* start *
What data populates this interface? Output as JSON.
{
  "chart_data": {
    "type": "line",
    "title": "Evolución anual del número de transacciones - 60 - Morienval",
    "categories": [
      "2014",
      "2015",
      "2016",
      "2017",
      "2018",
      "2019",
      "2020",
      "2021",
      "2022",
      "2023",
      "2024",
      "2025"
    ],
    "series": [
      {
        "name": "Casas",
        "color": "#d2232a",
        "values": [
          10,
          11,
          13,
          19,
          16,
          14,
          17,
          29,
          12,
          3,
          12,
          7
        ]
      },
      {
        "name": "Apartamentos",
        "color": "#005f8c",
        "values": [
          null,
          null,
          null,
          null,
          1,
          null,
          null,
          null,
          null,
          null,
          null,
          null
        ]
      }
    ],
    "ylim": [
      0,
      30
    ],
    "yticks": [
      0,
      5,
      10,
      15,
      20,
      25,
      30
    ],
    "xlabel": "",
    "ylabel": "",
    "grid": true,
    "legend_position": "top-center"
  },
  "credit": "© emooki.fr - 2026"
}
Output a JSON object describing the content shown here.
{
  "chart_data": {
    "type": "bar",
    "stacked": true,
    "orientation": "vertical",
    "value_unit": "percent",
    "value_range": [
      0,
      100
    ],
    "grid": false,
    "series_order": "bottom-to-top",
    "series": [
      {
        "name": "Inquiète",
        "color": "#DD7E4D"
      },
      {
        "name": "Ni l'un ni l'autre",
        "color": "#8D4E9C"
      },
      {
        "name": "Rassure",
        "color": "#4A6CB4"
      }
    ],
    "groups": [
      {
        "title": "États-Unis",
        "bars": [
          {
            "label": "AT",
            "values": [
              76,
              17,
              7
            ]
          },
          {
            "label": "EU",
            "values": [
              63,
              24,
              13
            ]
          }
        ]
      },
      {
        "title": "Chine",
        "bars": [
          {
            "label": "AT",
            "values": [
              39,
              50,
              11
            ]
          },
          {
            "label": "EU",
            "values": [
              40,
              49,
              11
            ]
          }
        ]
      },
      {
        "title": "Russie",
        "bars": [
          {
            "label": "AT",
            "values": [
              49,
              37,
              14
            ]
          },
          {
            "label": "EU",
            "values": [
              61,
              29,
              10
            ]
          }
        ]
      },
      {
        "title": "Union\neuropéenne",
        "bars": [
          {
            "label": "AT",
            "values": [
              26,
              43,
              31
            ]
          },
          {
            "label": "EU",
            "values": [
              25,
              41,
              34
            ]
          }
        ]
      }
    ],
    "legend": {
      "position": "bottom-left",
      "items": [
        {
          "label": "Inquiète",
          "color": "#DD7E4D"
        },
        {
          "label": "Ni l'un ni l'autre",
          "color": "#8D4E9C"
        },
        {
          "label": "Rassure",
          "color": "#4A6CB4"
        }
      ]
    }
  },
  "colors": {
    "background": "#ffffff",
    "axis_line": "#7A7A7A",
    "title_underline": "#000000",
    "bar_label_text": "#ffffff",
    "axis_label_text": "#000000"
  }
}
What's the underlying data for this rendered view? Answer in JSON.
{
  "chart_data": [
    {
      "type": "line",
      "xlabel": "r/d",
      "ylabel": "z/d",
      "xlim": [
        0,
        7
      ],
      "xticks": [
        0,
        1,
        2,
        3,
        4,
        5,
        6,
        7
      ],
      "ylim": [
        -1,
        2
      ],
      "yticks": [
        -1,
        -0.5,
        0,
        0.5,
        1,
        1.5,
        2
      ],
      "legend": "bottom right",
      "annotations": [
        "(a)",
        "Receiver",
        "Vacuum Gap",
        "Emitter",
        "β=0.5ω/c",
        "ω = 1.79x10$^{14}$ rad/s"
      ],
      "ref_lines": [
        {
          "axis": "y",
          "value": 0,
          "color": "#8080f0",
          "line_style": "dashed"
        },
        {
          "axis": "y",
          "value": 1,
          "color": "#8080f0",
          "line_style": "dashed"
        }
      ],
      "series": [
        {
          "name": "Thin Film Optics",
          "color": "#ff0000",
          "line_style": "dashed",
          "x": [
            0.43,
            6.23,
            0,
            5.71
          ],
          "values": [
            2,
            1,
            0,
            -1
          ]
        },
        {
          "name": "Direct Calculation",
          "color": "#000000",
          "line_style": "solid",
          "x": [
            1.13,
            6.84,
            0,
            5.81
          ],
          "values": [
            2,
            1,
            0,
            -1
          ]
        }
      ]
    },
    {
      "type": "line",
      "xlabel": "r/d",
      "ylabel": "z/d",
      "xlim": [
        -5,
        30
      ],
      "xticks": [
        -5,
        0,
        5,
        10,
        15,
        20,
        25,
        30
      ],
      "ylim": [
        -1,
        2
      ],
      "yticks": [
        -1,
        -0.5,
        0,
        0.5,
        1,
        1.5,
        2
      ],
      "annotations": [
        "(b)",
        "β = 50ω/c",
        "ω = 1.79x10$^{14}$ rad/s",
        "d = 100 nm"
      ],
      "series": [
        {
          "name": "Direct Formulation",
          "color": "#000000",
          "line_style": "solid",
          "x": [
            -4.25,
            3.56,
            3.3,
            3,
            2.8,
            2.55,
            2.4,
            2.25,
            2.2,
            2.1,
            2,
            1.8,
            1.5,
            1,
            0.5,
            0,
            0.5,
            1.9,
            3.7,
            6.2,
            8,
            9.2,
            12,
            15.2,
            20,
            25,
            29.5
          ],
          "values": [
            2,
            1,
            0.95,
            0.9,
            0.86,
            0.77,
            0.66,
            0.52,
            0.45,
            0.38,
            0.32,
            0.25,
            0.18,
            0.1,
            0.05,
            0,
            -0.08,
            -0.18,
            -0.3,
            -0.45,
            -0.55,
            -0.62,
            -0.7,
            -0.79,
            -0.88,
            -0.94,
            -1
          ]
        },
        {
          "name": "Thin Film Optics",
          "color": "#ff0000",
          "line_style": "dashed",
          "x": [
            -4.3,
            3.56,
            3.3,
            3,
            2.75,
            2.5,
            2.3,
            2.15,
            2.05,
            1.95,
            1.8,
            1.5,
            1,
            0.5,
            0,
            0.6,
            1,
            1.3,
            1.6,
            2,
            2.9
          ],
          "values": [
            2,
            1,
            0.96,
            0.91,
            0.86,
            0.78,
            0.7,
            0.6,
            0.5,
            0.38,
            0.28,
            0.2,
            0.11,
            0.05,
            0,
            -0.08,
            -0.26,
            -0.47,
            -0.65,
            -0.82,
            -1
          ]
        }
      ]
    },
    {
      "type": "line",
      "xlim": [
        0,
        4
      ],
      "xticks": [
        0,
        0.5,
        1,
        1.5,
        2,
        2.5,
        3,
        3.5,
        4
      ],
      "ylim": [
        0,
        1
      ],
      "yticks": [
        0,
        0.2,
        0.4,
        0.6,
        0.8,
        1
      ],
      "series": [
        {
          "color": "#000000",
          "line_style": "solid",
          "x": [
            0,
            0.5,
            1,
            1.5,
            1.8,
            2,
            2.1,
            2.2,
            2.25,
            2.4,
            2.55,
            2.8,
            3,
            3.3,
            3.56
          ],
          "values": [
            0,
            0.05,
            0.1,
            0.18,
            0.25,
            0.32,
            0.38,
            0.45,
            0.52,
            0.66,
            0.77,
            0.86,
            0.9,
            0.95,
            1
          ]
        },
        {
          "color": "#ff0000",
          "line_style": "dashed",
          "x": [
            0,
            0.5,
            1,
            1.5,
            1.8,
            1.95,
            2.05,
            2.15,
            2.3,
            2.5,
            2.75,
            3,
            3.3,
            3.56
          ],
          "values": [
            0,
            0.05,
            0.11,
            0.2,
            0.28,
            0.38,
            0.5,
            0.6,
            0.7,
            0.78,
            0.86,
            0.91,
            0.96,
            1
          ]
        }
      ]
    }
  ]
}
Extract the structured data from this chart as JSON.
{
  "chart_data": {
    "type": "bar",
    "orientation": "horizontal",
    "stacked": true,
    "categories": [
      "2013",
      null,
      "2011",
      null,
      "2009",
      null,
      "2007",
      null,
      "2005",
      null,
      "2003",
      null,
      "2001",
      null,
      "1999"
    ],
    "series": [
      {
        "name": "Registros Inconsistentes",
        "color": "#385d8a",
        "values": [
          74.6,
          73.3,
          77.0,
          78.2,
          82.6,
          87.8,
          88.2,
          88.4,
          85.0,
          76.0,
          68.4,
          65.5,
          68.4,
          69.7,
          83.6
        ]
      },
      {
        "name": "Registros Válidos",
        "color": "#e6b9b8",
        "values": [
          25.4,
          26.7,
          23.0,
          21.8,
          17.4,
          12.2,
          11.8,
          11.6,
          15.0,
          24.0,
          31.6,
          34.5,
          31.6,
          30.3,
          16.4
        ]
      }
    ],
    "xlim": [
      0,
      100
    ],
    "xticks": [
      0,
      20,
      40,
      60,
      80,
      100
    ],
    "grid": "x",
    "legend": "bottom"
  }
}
* end *
What you have to do:
Each line that contains the string "this" counts once; say how many there are and nothing else.

Full solution:
3